▶ **Set task**
What follows is a block of records; restate each one word for word.

▶ **Extracted data**
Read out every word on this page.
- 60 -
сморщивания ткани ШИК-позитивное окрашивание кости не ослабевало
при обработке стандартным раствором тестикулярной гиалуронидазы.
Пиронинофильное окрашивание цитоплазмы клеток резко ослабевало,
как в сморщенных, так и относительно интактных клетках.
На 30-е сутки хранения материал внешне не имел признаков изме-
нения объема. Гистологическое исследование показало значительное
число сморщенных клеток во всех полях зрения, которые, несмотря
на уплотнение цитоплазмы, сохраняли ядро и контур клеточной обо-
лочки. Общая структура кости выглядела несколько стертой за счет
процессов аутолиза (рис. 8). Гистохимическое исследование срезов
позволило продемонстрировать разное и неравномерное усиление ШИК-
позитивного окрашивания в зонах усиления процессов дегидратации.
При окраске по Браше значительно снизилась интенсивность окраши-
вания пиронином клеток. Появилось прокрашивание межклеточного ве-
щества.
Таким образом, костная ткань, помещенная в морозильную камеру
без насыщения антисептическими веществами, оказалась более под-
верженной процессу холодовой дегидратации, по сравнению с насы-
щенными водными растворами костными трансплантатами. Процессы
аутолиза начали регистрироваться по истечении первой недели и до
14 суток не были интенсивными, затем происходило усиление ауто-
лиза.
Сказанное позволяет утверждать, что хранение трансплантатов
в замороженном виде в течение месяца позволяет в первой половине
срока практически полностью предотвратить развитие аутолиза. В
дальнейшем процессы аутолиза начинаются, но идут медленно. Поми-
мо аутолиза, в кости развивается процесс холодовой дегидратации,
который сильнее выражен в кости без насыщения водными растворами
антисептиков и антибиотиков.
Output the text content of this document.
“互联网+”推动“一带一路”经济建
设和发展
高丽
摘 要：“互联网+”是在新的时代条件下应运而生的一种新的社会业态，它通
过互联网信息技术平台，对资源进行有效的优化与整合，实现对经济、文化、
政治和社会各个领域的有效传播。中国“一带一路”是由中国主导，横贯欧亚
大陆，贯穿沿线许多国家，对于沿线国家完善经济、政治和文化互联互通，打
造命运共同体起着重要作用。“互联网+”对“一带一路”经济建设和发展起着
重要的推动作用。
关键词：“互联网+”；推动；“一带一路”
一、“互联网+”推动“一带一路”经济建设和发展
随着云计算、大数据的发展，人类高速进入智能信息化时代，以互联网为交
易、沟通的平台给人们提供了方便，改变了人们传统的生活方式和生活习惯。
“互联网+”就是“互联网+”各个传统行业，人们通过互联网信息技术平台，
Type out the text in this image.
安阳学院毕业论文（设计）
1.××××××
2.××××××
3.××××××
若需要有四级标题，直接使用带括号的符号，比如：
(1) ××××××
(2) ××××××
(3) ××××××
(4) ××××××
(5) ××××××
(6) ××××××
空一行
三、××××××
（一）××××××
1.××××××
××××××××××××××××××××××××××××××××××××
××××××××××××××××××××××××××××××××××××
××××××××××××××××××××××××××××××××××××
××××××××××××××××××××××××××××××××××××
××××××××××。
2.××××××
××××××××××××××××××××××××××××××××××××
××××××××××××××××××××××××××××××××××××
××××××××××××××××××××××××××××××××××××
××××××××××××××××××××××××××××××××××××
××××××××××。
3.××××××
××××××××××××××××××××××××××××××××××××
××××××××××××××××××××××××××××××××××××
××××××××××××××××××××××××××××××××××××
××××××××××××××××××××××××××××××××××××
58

▶ **In response**
Read out every word on this page.
- 60 -
сморщивания ткани ШИК-позитивное окрашивание кости не ослабевало
при обработке стандартным раствором тестикулярной гиалуронидазы.
Пиронинофильное окрашивание цитоплазмы клеток резко ослабевало,
как в сморщенных, так и относительно интактных клетках.
На 30-е сутки хранения материал внешне не имел признаков изме-
нения объема. Гистологическое исследование показало значительное
число сморщенных клеток во всех полях зрения, которые, несмотря
на уплотнение цитоплазмы, сохраняли ядро и контур клеточной обо-
лочки. Общая структура кости выглядела несколько стертой за счет
процессов аутолиза (рис. 8). Гистохимическое исследование срезов
позволило продемонстрировать разное и неравномерное усиление ШИК-
позитивного окрашивания в зонах усиления процессов дегидратации.
При окраске по Браше значительно снизилась интенсивность окраши-
вания пиронином клеток. Появилось прокрашивание межклеточного ве-
щества.
Таким образом, костная ткань, помещенная в морозильную камеру
без насыщения антисептическими веществами, оказалась более под-
верженной процессу холодовой дегидратации, по сравнению с насы-
щенными водными растворами костными трансплантатами. Процессы
аутолиза начали регистрироваться по истечении первой недели и до
14 суток не были интенсивными, затем происходило усиление ауто-
лиза.
Сказанное позволяет утверждать, что хранение трансплантатов
в замороженном виде в течение месяца позволяет в первой половине
срока практически полностью предотвратить развитие аутолиза. В
дальнейшем процессы аутолиза начинаются, но идут медленно. Поми-
мо аутолиза, в кости развивается процесс холодовой дегидратации,
который сильнее выражен в кости без насыщения водными растворами
антисептиков и антибиотиков.
Output the text content of this document.
“互联网+”推动“一带一路”经济建
设和发展
高丽
摘 要：“互联网+”是在新的时代条件下应运而生的一种新的社会业态，它通
过互联网信息技术平台，对资源进行有效的优化与整合，实现对经济、文化、
政治和社会各个领域的有效传播。中国“一带一路”是由中国主导，横贯欧亚
大陆，贯穿沿线许多国家，对于沿线国家完善经济、政治和文化互联互通，打
造命运共同体起着重要作用。“互联网+”对“一带一路”经济建设和发展起着
重要的推动作用。
关键词：“互联网+”；推动；“一带一路”
一、“互联网+”推动“一带一路”经济建设和发展
随着云计算、大数据的发展，人类高速进入智能信息化时代，以互联网为交
易、沟通的平台给人们提供了方便，改变了人们传统的生活方式和生活习惯。
“互联网+”就是“互联网+”各个传统行业，人们通过互联网信息技术平台，
Type out the text in this image.
安阳学院毕业论文（设计）
1.××××××
2.××××××
3.××××××
若需要有四级标题，直接使用带括号的符号，比如：
(1) ××××××
(2) ××××××
(3) ××××××
(4) ××××××
(5) ××××××
(6) ××××××
空一行
三、××××××
（一）××××××
1.××××××
××××××××××××××××××××××××××××××××××××
××××××××××××××××××××××××××××××××××××
××××××××××××××××××××××××××××××××××××
××××××××××××××××××××××××××××××××××××
××××××××××。
2.××××××
××××××××××××××××××××××××××××××××××××
××××××××××××××××××××××××××××××××××××
××××××××××××××××××××××××××××××××××××
××××××××××××××××××××××××××××××××××××
××××××××××。
3.××××××
××××××××××××××××××××××××××××××××××××
××××××××××××××××××××××××××××××××××××
××××××××××××××××××××××××××××××××××××
××××××××××××××××××××××××××××××××××××
58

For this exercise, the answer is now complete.